* START Materials provided *
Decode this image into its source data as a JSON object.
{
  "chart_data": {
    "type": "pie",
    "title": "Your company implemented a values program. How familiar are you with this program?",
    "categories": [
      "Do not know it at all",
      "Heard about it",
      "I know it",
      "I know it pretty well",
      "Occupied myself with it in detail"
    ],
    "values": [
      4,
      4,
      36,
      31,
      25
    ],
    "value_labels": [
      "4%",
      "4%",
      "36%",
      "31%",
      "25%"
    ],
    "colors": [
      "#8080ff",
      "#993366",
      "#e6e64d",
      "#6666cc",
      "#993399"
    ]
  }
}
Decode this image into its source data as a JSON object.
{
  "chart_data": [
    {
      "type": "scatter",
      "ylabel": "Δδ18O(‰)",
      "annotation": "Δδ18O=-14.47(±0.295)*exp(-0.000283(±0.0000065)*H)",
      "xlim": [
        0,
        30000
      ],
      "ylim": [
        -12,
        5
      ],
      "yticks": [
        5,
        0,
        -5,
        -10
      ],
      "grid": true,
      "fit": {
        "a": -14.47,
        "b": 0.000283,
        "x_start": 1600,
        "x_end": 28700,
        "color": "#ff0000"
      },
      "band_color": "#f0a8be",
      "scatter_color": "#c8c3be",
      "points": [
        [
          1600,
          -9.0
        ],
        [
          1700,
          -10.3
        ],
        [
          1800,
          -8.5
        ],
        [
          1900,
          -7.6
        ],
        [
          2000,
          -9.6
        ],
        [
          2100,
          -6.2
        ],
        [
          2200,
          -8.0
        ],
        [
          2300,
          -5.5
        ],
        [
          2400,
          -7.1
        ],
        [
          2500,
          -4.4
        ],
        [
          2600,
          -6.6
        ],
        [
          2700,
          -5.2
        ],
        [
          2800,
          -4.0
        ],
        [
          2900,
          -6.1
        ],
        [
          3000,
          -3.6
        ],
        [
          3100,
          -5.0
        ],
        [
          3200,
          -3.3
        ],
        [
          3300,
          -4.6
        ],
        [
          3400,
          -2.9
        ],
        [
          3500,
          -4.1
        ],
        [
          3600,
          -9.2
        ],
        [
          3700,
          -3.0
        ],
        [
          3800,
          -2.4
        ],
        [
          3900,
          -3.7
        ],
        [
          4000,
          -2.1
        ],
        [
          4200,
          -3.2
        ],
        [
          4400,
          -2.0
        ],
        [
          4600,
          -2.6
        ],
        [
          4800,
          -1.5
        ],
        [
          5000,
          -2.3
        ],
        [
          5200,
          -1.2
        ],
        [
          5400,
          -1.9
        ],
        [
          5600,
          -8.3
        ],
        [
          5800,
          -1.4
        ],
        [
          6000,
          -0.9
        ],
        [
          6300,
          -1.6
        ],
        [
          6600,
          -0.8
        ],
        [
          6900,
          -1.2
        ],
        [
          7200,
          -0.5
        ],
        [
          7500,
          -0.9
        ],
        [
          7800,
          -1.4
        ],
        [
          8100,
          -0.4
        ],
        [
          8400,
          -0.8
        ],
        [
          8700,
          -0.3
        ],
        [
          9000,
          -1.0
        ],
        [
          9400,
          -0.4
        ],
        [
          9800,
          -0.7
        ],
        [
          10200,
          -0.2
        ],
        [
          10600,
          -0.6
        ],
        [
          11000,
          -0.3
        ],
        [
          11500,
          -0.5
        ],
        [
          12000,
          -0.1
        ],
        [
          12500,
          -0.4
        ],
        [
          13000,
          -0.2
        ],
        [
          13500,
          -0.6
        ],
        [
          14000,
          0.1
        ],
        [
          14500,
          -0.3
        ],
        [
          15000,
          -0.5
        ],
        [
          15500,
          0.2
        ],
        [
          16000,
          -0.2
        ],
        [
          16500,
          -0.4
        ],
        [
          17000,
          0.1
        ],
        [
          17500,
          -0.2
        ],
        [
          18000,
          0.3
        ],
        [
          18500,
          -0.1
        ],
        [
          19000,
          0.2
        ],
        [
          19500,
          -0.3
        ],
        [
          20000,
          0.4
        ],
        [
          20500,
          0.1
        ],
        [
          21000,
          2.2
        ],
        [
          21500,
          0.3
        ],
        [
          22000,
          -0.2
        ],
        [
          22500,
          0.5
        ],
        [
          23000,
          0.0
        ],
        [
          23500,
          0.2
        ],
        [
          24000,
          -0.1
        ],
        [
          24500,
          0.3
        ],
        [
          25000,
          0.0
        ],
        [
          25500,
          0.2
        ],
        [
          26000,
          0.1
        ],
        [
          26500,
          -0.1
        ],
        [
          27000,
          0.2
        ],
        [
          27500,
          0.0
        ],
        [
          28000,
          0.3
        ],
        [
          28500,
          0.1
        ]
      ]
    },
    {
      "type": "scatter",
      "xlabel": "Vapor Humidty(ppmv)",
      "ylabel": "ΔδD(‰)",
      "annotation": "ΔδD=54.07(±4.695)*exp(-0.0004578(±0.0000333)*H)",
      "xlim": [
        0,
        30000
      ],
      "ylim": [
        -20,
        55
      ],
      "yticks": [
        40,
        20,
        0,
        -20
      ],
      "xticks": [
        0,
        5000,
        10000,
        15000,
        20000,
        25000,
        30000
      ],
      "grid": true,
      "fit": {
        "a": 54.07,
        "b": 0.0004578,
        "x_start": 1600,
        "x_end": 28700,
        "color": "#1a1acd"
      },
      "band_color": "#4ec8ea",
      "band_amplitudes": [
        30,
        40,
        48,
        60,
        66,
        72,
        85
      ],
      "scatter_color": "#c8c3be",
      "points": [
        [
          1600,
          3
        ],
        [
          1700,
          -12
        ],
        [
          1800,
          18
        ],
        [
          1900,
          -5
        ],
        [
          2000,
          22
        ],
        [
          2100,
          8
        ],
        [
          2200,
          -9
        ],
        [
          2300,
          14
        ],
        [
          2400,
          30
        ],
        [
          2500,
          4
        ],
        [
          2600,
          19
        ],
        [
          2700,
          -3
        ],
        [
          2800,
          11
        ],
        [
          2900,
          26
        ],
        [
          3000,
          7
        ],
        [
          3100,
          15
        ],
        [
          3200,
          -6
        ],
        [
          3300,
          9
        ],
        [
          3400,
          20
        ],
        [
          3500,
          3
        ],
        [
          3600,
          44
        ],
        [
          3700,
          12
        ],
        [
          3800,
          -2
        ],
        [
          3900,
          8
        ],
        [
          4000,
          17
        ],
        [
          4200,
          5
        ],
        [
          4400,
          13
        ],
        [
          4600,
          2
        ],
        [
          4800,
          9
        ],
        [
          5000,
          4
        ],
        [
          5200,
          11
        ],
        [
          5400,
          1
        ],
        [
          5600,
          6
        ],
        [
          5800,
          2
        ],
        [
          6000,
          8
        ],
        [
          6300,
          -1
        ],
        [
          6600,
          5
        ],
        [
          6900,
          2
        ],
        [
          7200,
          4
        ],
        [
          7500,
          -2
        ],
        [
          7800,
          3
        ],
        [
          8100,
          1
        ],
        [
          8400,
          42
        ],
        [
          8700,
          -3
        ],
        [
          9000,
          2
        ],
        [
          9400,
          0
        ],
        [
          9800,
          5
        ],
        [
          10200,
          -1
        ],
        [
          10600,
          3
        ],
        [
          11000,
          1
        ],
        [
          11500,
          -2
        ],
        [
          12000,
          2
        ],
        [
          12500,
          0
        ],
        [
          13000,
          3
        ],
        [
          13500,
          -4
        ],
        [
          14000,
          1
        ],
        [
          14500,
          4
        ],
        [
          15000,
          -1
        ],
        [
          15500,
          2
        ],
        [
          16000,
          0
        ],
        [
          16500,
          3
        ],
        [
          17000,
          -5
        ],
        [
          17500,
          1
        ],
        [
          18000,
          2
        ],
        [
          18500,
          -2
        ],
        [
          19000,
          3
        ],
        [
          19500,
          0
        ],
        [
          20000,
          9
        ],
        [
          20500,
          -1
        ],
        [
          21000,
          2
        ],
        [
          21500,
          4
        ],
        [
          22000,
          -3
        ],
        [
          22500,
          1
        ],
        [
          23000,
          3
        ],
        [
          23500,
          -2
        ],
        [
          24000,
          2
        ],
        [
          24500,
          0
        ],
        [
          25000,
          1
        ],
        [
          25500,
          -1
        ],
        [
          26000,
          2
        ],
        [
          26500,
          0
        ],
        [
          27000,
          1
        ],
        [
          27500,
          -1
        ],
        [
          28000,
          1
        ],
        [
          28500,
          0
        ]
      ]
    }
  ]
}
* END Materials provided *
# What you have to do
All lines holding the word "annotation" should be picked out and copied.

# Complete answer
      "annotation": "Δδ18O=-14.47(±0.295)*exp(-0.000283(±0.0000065)*H)",
      "annotation": "ΔδD=54.07(±4.695)*exp(-0.0004578(±0.0000333)*H)",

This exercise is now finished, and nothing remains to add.